■ Your goal: Read the records below. Copy each line where the string "Лексѣюшку" occurs.

■ Data records:

%%

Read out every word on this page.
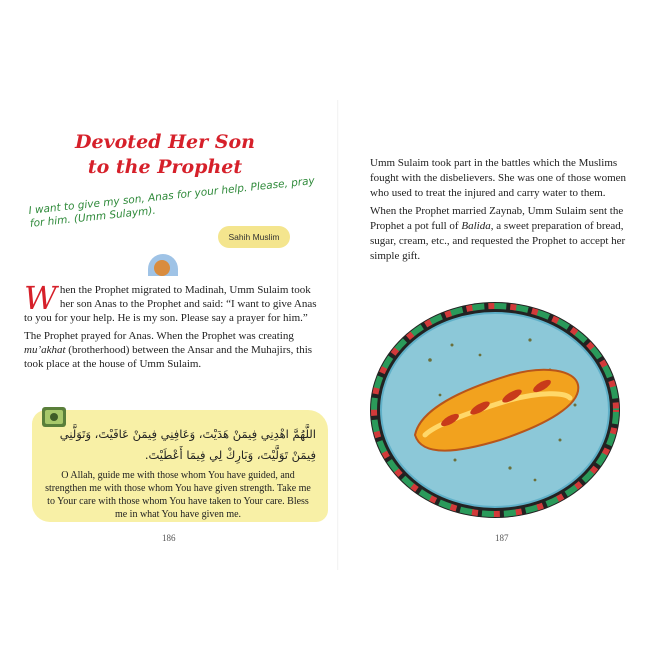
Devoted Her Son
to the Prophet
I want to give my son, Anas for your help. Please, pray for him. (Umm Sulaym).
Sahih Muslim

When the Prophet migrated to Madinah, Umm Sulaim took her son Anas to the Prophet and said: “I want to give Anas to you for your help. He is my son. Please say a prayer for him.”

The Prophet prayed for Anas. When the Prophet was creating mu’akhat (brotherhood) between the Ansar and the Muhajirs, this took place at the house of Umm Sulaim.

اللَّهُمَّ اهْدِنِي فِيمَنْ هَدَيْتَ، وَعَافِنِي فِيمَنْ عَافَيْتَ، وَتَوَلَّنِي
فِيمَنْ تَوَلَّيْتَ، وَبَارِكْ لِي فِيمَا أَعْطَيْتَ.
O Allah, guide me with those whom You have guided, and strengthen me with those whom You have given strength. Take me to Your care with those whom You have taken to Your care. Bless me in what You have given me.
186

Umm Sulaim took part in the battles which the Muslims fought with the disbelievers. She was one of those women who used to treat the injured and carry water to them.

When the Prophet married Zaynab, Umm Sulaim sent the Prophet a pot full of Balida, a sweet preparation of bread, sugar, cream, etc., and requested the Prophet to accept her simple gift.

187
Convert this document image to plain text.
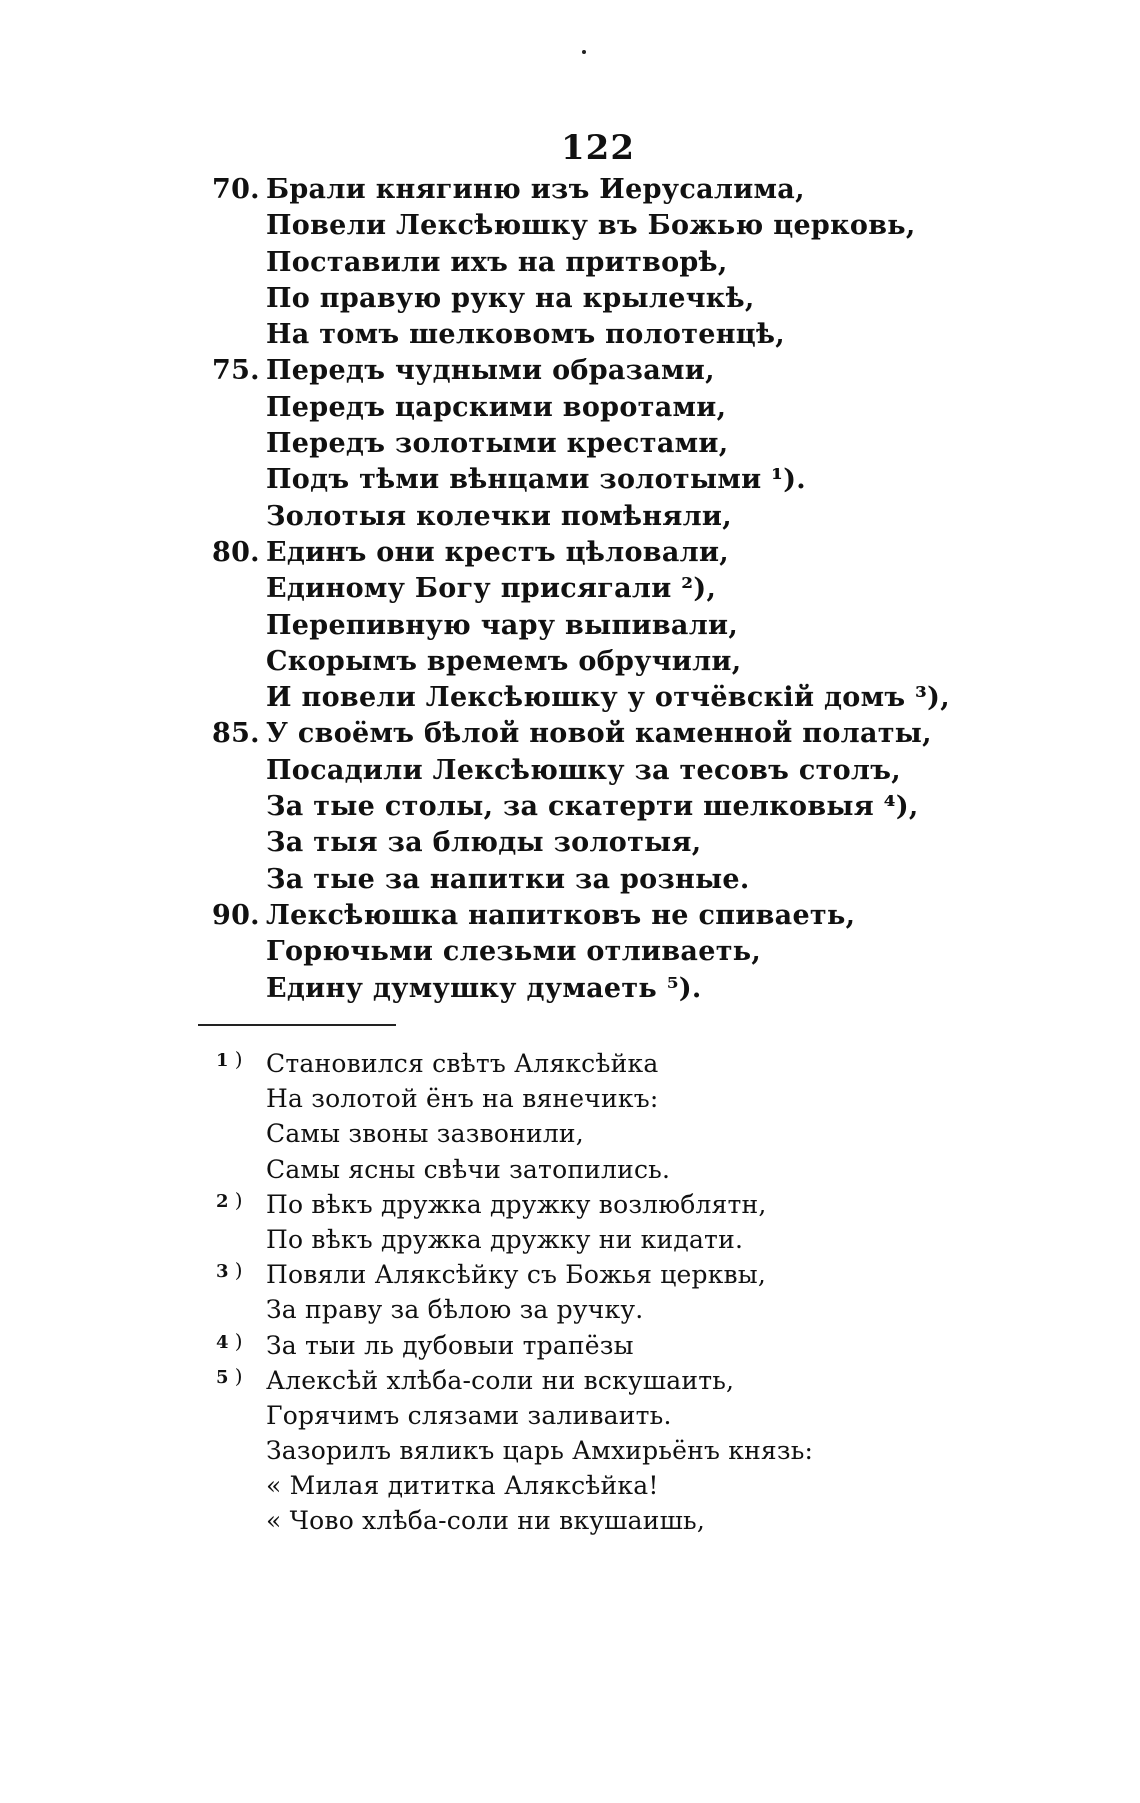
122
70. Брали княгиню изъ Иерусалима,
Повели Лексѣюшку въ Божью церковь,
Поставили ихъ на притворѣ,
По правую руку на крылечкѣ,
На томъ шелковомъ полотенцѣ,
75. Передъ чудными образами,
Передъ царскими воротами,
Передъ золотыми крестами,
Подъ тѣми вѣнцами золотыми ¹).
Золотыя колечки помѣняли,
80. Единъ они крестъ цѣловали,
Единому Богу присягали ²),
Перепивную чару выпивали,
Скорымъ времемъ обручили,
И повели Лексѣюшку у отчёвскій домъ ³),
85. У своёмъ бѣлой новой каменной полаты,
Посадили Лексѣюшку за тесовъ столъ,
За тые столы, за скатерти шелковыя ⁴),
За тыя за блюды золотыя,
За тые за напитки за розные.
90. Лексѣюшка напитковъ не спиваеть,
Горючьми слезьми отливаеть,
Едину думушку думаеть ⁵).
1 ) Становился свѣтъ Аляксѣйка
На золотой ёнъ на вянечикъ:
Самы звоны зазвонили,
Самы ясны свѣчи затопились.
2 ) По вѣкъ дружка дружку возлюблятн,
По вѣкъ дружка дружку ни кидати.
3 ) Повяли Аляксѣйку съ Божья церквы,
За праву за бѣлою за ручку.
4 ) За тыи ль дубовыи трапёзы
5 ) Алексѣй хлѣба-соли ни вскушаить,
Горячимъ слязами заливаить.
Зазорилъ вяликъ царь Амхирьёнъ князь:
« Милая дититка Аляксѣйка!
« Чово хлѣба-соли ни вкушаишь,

%%

■ Answer:
Повели Лексѣюшку въ Божью церковь,
И повели Лексѣюшку у отчёвскій домъ ³),
Посадили Лексѣюшку за тесовъ столъ,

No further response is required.